**OBJECTIVE:**
All the data should come back exactly as it was given.

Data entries

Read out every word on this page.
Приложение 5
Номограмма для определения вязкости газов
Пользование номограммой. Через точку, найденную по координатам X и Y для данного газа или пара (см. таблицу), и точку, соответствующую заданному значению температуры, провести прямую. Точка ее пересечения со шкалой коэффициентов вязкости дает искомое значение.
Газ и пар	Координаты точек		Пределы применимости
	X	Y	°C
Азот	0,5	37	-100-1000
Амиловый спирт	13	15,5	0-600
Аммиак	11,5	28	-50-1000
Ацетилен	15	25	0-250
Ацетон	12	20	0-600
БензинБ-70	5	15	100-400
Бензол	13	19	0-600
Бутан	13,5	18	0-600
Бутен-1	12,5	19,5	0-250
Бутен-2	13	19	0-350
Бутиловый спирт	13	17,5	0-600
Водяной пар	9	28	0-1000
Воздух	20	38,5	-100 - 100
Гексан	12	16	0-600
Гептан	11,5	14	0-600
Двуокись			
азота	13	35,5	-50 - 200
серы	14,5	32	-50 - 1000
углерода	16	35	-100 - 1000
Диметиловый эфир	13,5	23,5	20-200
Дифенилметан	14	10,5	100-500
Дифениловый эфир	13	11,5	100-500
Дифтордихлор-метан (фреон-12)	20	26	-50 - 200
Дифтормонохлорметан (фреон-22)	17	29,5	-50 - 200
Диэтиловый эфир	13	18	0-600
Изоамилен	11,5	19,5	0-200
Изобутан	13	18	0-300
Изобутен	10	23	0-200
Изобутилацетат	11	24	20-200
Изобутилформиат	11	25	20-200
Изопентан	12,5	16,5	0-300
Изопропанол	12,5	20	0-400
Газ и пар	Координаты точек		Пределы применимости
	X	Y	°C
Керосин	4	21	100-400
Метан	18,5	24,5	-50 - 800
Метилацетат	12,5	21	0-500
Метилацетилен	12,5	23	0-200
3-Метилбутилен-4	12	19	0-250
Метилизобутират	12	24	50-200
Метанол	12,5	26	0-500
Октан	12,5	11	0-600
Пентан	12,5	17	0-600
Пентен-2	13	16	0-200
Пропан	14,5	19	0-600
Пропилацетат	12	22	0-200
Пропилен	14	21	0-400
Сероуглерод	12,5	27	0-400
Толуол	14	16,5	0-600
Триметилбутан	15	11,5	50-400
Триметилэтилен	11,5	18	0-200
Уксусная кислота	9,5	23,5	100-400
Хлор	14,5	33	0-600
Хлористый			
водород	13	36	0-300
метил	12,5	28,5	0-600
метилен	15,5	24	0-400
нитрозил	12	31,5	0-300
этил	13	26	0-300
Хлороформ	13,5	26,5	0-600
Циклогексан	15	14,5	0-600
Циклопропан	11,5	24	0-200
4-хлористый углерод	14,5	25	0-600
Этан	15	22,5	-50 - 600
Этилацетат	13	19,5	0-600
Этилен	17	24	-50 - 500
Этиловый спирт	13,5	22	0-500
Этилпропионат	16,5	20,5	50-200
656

**RESPONSE:**
Read out every word on this page.
Приложение 5
Номограмма для определения вязкости газов
Пользование номограммой. Через точку, найденную по координатам X и Y для данного газа или пара (см. таблицу), и точку, соответствующую заданному значению температуры, провести прямую. Точка ее пересечения со шкалой коэффициентов вязкости дает искомое значение.
Газ и пар	Координаты точек		Пределы применимости
	X	Y	°C
Азот	0,5	37	-100-1000
Амиловый спирт	13	15,5	0-600
Аммиак	11,5	28	-50-1000
Ацетилен	15	25	0-250
Ацетон	12	20	0-600
БензинБ-70	5	15	100-400
Бензол	13	19	0-600
Бутан	13,5	18	0-600
Бутен-1	12,5	19,5	0-250
Бутен-2	13	19	0-350
Бутиловый спирт	13	17,5	0-600
Водяной пар	9	28	0-1000
Воздух	20	38,5	-100 - 100
Гексан	12	16	0-600
Гептан	11,5	14	0-600
Двуокись			
азота	13	35,5	-50 - 200
серы	14,5	32	-50 - 1000
углерода	16	35	-100 - 1000
Диметиловый эфир	13,5	23,5	20-200
Дифенилметан	14	10,5	100-500
Дифениловый эфир	13	11,5	100-500
Дифтордихлор-метан (фреон-12)	20	26	-50 - 200
Дифтормонохлорметан (фреон-22)	17	29,5	-50 - 200
Диэтиловый эфир	13	18	0-600
Изоамилен	11,5	19,5	0-200
Изобутан	13	18	0-300
Изобутен	10	23	0-200
Изобутилацетат	11	24	20-200
Изобутилформиат	11	25	20-200
Изопентан	12,5	16,5	0-300
Изопропанол	12,5	20	0-400
Газ и пар	Координаты точек		Пределы применимости
	X	Y	°C
Керосин	4	21	100-400
Метан	18,5	24,5	-50 - 800
Метилацетат	12,5	21	0-500
Метилацетилен	12,5	23	0-200
3-Метилбутилен-4	12	19	0-250
Метилизобутират	12	24	50-200
Метанол	12,5	26	0-500
Октан	12,5	11	0-600
Пентан	12,5	17	0-600
Пентен-2	13	16	0-200
Пропан	14,5	19	0-600
Пропилацетат	12	22	0-200
Пропилен	14	21	0-400
Сероуглерод	12,5	27	0-400
Толуол	14	16,5	0-600
Триметилбутан	15	11,5	50-400
Триметилэтилен	11,5	18	0-200
Уксусная кислота	9,5	23,5	100-400
Хлор	14,5	33	0-600
Хлористый			
водород	13	36	0-300
метил	12,5	28,5	0-600
метилен	15,5	24	0-400
нитрозил	12	31,5	0-300
этил	13	26	0-300
Хлороформ	13,5	26,5	0-600
Циклогексан	15	14,5	0-600
Циклопропан	11,5	24	0-200
4-хлористый углерод	14,5	25	0-600
Этан	15	22,5	-50 - 600
Этилацетат	13	19,5	0-600
Этилен	17	24	-50 - 500
Этиловый спирт	13,5	22	0-500
Этилпропионат	16,5	20,5	50-200
656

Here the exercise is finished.